(begin)

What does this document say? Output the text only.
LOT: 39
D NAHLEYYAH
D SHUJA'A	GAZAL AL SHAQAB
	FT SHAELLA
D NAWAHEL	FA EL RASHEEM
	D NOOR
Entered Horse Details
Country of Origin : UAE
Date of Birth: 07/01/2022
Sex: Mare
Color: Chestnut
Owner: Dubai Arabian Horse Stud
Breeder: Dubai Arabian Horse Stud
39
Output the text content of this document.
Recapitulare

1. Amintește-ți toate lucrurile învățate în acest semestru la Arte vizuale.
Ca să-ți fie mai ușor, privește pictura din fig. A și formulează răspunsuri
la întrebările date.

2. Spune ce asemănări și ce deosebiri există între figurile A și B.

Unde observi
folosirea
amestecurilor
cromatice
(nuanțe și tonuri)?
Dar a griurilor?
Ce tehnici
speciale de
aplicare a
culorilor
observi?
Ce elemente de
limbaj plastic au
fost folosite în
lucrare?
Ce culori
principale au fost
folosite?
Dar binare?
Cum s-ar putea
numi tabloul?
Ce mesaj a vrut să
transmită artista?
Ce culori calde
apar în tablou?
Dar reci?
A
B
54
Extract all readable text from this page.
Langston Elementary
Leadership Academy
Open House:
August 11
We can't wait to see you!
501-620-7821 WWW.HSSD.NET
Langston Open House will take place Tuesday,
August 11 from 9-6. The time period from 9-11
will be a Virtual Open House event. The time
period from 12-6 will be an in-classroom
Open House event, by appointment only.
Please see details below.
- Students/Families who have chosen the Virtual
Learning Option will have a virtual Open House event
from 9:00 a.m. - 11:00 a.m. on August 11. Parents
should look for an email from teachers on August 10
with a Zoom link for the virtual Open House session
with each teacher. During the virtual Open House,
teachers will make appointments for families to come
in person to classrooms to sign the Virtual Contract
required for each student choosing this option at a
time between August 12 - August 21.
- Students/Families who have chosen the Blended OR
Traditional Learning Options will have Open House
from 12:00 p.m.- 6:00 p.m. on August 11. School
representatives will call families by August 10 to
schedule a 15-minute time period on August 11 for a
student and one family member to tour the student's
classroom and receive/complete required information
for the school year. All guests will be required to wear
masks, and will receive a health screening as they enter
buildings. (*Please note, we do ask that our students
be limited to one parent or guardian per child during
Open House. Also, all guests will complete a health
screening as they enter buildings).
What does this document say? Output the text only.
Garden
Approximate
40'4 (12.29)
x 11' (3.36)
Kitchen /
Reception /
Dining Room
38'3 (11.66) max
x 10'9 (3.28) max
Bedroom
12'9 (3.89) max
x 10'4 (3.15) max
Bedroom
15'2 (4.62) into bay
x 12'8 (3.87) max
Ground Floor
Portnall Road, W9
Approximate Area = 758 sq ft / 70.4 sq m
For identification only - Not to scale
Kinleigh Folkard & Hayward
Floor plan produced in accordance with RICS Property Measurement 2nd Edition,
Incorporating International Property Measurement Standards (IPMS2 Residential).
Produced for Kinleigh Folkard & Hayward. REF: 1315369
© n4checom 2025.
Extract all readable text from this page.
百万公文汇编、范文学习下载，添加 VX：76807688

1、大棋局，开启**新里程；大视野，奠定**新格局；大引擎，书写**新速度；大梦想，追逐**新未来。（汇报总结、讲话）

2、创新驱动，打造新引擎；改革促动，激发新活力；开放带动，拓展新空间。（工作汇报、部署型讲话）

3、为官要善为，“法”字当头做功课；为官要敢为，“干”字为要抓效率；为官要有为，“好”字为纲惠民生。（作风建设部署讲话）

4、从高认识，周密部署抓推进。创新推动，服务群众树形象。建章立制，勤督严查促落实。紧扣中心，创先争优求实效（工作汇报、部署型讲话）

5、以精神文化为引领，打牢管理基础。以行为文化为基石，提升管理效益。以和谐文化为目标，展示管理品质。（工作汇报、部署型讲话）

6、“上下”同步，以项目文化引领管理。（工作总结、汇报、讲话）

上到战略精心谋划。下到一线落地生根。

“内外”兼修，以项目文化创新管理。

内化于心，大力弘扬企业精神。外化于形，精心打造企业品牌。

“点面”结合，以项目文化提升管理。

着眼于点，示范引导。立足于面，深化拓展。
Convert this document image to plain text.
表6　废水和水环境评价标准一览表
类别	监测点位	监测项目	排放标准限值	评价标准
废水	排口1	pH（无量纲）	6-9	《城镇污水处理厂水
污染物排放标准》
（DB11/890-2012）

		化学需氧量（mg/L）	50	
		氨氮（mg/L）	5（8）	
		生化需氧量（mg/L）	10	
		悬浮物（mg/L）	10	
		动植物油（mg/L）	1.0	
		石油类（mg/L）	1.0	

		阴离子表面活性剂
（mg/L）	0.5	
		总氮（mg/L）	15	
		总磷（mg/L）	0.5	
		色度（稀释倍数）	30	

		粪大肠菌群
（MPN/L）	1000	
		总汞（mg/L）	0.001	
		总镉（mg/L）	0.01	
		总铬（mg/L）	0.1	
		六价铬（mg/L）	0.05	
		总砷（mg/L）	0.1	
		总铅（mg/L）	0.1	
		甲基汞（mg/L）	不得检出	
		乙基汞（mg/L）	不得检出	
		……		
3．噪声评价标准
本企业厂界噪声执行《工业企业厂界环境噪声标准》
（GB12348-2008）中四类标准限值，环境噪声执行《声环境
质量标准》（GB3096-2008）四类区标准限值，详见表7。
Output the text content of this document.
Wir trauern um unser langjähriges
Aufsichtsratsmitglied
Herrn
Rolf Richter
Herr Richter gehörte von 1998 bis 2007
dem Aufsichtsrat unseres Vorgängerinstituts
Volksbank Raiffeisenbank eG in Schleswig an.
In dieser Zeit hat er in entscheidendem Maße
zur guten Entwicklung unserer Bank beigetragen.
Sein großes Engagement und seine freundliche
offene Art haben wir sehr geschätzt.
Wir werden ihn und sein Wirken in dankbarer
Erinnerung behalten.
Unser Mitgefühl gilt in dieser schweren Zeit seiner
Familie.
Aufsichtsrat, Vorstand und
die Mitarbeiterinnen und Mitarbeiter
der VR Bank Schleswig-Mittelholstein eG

(end)

▶ [Challenge]: Without omitting anything, output the entries exactly.

▶ [Solution]:
What does this document say? Output the text only.
LOT: 39
D NAHLEYYAH
D SHUJA'A	GAZAL AL SHAQAB
	FT SHAELLA
D NAWAHEL	FA EL RASHEEM
	D NOOR
Entered Horse Details
Country of Origin : UAE
Date of Birth: 07/01/2022
Sex: Mare
Color: Chestnut
Owner: Dubai Arabian Horse Stud
Breeder: Dubai Arabian Horse Stud
39
Output the text content of this document.
Recapitulare

1. Amintește-ți toate lucrurile învățate în acest semestru la Arte vizuale.
Ca să-ți fie mai ușor, privește pictura din fig. A și formulează răspunsuri
la întrebările date.

2. Spune ce asemănări și ce deosebiri există între figurile A și B.

Unde observi
folosirea
amestecurilor
cromatice
(nuanțe și tonuri)?
Dar a griurilor?
Ce tehnici
speciale de
aplicare a
culorilor
observi?
Ce elemente de
limbaj plastic au
fost folosite în
lucrare?
Ce culori
principale au fost
folosite?
Dar binare?
Cum s-ar putea
numi tabloul?
Ce mesaj a vrut să
transmită artista?
Ce culori calde
apar în tablou?
Dar reci?
A
B
54
Extract all readable text from this page.
Langston Elementary
Leadership Academy
Open House:
August 11
We can't wait to see you!
501-620-7821 WWW.HSSD.NET
Langston Open House will take place Tuesday,
August 11 from 9-6. The time period from 9-11
will be a Virtual Open House event. The time
period from 12-6 will be an in-classroom
Open House event, by appointment only.
Please see details below.
- Students/Families who have chosen the Virtual
Learning Option will have a virtual Open House event
from 9:00 a.m. - 11:00 a.m. on August 11. Parents
should look for an email from teachers on August 10
with a Zoom link for the virtual Open House session
with each teacher. During the virtual Open House,
teachers will make appointments for families to come
in person to classrooms to sign the Virtual Contract
required for each student choosing this option at a
time between August 12 - August 21.
- Students/Families who have chosen the Blended OR
Traditional Learning Options will have Open House
from 12:00 p.m.- 6:00 p.m. on August 11. School
representatives will call families by August 10 to
schedule a 15-minute time period on August 11 for a
student and one family member to tour the student's
classroom and receive/complete required information
for the school year. All guests will be required to wear
masks, and will receive a health screening as they enter
buildings. (*Please note, we do ask that our students
be limited to one parent or guardian per child during
Open House. Also, all guests will complete a health
screening as they enter buildings).
What does this document say? Output the text only.
Garden
Approximate
40'4 (12.29)
x 11' (3.36)
Kitchen /
Reception /
Dining Room
38'3 (11.66) max
x 10'9 (3.28) max
Bedroom
12'9 (3.89) max
x 10'4 (3.15) max
Bedroom
15'2 (4.62) into bay
x 12'8 (3.87) max
Ground Floor
Portnall Road, W9
Approximate Area = 758 sq ft / 70.4 sq m
For identification only - Not to scale
Kinleigh Folkard & Hayward
Floor plan produced in accordance with RICS Property Measurement 2nd Edition,
Incorporating International Property Measurement Standards (IPMS2 Residential).
Produced for Kinleigh Folkard & Hayward. REF: 1315369
© n4checom 2025.
Extract all readable text from this page.
百万公文汇编、范文学习下载，添加 VX：76807688

1、大棋局，开启**新里程；大视野，奠定**新格局；大引擎，书写**新速度；大梦想，追逐**新未来。（汇报总结、讲话）

2、创新驱动，打造新引擎；改革促动，激发新活力；开放带动，拓展新空间。（工作汇报、部署型讲话）

3、为官要善为，“法”字当头做功课；为官要敢为，“干”字为要抓效率；为官要有为，“好”字为纲惠民生。（作风建设部署讲话）

4、从高认识，周密部署抓推进。创新推动，服务群众树形象。建章立制，勤督严查促落实。紧扣中心，创先争优求实效（工作汇报、部署型讲话）

5、以精神文化为引领，打牢管理基础。以行为文化为基石，提升管理效益。以和谐文化为目标，展示管理品质。（工作汇报、部署型讲话）

6、“上下”同步，以项目文化引领管理。（工作总结、汇报、讲话）

上到战略精心谋划。下到一线落地生根。

“内外”兼修，以项目文化创新管理。

内化于心，大力弘扬企业精神。外化于形，精心打造企业品牌。

“点面”结合，以项目文化提升管理。

着眼于点，示范引导。立足于面，深化拓展。
Convert this document image to plain text.
表6　废水和水环境评价标准一览表
类别	监测点位	监测项目	排放标准限值	评价标准
废水	排口1	pH（无量纲）	6-9	《城镇污水处理厂水
污染物排放标准》
（DB11/890-2012）

		化学需氧量（mg/L）	50	
		氨氮（mg/L）	5（8）	
		生化需氧量（mg/L）	10	
		悬浮物（mg/L）	10	
		动植物油（mg/L）	1.0	
		石油类（mg/L）	1.0	

		阴离子表面活性剂
（mg/L）	0.5	
		总氮（mg/L）	15	
		总磷（mg/L）	0.5	
		色度（稀释倍数）	30	

		粪大肠菌群
（MPN/L）	1000	
		总汞（mg/L）	0.001	
		总镉（mg/L）	0.01	
		总铬（mg/L）	0.1	
		六价铬（mg/L）	0.05	
		总砷（mg/L）	0.1	
		总铅（mg/L）	0.1	
		甲基汞（mg/L）	不得检出	
		乙基汞（mg/L）	不得检出	
		……		
3．噪声评价标准
本企业厂界噪声执行《工业企业厂界环境噪声标准》
（GB12348-2008）中四类标准限值，环境噪声执行《声环境
质量标准》（GB3096-2008）四类区标准限值，详见表7。
Output the text content of this document.
Wir trauern um unser langjähriges
Aufsichtsratsmitglied
Herrn
Rolf Richter
Herr Richter gehörte von 1998 bis 2007
dem Aufsichtsrat unseres Vorgängerinstituts
Volksbank Raiffeisenbank eG in Schleswig an.
In dieser Zeit hat er in entscheidendem Maße
zur guten Entwicklung unserer Bank beigetragen.
Sein großes Engagement und seine freundliche
offene Art haben wir sehr geschätzt.
Wir werden ihn und sein Wirken in dankbarer
Erinnerung behalten.
Unser Mitgefühl gilt in dieser schweren Zeit seiner
Familie.
Aufsichtsrat, Vorstand und
die Mitarbeiterinnen und Mitarbeiter
der VR Bank Schleswig-Mittelholstein eG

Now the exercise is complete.